[begin Given information]

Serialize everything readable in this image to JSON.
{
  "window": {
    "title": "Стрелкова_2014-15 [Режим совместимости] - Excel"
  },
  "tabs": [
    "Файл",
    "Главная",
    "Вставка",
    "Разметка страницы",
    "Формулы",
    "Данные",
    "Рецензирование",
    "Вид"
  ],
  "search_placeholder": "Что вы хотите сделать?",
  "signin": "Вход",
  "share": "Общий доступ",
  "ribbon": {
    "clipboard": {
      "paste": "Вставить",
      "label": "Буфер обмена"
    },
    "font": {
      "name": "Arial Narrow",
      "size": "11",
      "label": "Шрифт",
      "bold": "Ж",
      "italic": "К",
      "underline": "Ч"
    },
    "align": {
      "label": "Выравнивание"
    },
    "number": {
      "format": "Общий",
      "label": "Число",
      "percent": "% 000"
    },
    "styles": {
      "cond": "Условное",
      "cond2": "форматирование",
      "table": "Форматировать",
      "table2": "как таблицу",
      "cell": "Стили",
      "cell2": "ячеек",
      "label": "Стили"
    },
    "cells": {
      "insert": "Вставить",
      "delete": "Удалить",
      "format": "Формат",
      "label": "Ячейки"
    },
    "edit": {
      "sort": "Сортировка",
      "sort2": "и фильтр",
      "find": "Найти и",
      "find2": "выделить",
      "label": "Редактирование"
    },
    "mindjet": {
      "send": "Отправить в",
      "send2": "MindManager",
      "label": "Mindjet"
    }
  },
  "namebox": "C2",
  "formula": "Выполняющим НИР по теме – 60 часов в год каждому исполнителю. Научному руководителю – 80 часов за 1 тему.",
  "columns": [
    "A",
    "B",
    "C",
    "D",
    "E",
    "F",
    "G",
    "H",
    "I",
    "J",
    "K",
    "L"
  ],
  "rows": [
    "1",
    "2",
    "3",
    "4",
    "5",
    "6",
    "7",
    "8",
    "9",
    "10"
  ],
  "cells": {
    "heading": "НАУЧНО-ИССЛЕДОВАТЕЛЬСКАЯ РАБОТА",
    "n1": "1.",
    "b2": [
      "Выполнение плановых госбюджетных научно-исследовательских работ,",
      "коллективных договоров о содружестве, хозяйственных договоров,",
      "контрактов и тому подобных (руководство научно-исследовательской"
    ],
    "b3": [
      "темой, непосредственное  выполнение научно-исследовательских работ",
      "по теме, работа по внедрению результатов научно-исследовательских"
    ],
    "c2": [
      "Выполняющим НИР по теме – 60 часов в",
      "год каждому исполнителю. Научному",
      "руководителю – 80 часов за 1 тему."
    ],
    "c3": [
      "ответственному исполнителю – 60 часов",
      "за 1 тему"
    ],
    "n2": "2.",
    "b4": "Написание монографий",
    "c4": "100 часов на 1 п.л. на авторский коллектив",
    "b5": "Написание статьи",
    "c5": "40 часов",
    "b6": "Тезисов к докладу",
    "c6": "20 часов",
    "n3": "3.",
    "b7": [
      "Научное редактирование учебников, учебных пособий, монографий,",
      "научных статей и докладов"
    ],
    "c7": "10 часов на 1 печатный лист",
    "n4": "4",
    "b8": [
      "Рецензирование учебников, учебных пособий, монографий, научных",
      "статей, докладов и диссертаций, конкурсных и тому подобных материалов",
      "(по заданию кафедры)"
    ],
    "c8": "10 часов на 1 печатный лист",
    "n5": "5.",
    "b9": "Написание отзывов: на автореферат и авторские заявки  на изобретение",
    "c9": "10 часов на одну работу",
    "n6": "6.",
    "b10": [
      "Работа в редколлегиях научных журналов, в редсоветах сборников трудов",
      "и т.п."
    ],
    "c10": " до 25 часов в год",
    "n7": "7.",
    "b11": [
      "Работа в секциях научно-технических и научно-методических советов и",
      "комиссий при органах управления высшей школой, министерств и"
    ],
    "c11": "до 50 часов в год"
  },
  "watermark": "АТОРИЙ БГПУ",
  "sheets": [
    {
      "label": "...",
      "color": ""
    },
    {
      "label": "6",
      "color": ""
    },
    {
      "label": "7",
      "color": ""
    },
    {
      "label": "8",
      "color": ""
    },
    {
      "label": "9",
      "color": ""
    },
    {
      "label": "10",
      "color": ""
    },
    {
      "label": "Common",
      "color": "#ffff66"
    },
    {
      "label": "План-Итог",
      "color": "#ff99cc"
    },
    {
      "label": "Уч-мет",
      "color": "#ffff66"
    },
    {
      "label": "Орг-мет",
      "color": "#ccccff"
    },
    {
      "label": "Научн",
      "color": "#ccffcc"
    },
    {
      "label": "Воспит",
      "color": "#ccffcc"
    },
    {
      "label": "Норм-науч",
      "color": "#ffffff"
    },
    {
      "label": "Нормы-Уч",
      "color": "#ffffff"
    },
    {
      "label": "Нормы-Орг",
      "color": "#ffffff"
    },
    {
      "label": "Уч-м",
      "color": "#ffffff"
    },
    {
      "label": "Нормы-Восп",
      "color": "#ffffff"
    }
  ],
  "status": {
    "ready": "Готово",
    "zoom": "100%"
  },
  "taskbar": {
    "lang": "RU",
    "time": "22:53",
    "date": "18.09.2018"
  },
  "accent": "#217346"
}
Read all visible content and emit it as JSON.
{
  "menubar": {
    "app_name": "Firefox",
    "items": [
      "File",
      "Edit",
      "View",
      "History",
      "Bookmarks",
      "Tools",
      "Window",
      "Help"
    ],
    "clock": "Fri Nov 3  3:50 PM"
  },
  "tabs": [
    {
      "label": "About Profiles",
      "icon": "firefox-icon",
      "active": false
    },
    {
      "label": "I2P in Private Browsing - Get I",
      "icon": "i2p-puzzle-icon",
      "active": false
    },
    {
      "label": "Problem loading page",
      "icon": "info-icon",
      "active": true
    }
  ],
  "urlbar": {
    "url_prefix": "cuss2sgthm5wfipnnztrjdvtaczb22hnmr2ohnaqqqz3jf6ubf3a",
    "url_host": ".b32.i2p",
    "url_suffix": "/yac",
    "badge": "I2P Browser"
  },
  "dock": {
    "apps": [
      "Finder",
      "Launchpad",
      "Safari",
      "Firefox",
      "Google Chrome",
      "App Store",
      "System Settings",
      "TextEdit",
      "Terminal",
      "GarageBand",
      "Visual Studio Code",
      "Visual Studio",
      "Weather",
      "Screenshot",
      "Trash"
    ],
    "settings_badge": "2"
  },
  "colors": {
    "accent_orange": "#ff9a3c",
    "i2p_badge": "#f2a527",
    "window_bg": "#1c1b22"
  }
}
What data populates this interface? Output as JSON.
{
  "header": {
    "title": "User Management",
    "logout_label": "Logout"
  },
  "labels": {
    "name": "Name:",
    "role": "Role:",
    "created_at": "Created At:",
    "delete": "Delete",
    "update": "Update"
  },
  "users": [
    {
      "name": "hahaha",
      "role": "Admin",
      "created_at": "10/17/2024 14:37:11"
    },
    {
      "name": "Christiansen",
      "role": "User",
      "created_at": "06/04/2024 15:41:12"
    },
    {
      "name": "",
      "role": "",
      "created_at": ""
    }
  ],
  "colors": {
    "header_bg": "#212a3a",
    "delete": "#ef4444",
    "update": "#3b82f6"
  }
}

[end Given information]

Goal of the exercise »
Determine the number of lines in the data that contain "докладов" as a word or string, and state only that number.

Completed exercise »
2